■ **Directive**
Starting with the line that holds "Transcribe the text in this document.", copy out each remaining line of the listing below, up to and including the last one, and include nothing else.

■ **Material for this task**

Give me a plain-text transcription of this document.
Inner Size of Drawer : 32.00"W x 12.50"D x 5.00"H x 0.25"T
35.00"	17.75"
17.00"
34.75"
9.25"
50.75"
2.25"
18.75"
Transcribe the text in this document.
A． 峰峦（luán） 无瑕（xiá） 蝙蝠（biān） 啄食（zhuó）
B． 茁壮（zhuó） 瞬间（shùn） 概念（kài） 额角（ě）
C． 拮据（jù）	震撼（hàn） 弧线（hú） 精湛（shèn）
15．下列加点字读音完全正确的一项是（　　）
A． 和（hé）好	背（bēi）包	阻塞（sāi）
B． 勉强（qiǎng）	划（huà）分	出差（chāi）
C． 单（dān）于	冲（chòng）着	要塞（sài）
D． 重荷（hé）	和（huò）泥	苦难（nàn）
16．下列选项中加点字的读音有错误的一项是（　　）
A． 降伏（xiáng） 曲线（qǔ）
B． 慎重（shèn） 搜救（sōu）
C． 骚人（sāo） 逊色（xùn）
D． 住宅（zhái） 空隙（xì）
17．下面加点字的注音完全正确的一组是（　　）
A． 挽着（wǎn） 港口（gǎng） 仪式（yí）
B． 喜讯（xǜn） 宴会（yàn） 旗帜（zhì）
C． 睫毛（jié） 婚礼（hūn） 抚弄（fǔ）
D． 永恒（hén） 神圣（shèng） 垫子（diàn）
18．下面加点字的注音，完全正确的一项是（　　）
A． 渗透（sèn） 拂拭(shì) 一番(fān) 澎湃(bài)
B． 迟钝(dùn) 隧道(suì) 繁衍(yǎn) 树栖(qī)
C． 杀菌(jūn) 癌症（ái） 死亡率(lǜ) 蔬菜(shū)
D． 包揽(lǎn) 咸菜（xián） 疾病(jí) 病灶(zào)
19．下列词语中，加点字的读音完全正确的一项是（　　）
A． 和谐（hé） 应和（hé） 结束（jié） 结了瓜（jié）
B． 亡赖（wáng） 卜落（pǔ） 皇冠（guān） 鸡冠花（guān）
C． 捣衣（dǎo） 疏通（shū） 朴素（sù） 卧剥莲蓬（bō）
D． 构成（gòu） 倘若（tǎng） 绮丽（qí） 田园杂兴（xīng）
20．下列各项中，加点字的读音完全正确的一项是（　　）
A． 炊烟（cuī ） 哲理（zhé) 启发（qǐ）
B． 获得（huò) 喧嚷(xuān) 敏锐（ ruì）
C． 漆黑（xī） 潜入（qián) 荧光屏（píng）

■ **Correct answer**
Transcribe the text in this document.
A． 峰峦（luán） 无瑕（xiá） 蝙蝠（biān） 啄食（zhuó）
B． 茁壮（zhuó） 瞬间（shùn） 概念（kài） 额角（ě）
C． 拮据（jù）	震撼（hàn） 弧线（hú） 精湛（shèn）
15．下列加点字读音完全正确的一项是（　　）
A． 和（hé）好	背（bēi）包	阻塞（sāi）
B． 勉强（qiǎng）	划（huà）分	出差（chāi）
C． 单（dān）于	冲（chòng）着	要塞（sài）
D． 重荷（hé）	和（huò）泥	苦难（nàn）
16．下列选项中加点字的读音有错误的一项是（　　）
A． 降伏（xiáng） 曲线（qǔ）
B． 慎重（shèn） 搜救（sōu）
C． 骚人（sāo） 逊色（xùn）
D． 住宅（zhái） 空隙（xì）
17．下面加点字的注音完全正确的一组是（　　）
A． 挽着（wǎn） 港口（gǎng） 仪式（yí）
B． 喜讯（xǜn） 宴会（yàn） 旗帜（zhì）
C． 睫毛（jié） 婚礼（hūn） 抚弄（fǔ）
D． 永恒（hén） 神圣（shèng） 垫子（diàn）
18．下面加点字的注音，完全正确的一项是（　　）
A． 渗透（sèn） 拂拭(shì) 一番(fān) 澎湃(bài)
B． 迟钝(dùn) 隧道(suì) 繁衍(yǎn) 树栖(qī)
C． 杀菌(jūn) 癌症（ái） 死亡率(lǜ) 蔬菜(shū)
D． 包揽(lǎn) 咸菜（xián） 疾病(jí) 病灶(zào)
19．下列词语中，加点字的读音完全正确的一项是（　　）
A． 和谐（hé） 应和（hé） 结束（jié） 结了瓜（jié）
B． 亡赖（wáng） 卜落（pǔ） 皇冠（guān） 鸡冠花（guān）
C． 捣衣（dǎo） 疏通（shū） 朴素（sù） 卧剥莲蓬（bō）
D． 构成（gòu） 倘若（tǎng） 绮丽（qí） 田园杂兴（xīng）
20．下列各项中，加点字的读音完全正确的一项是（　　）
A． 炊烟（cuī ） 哲理（zhé) 启发（qǐ）
B． 获得（huò) 喧嚷(xuān) 敏锐（ ruì）
C． 漆黑（xī） 潜入（qián) 荧光屏（píng）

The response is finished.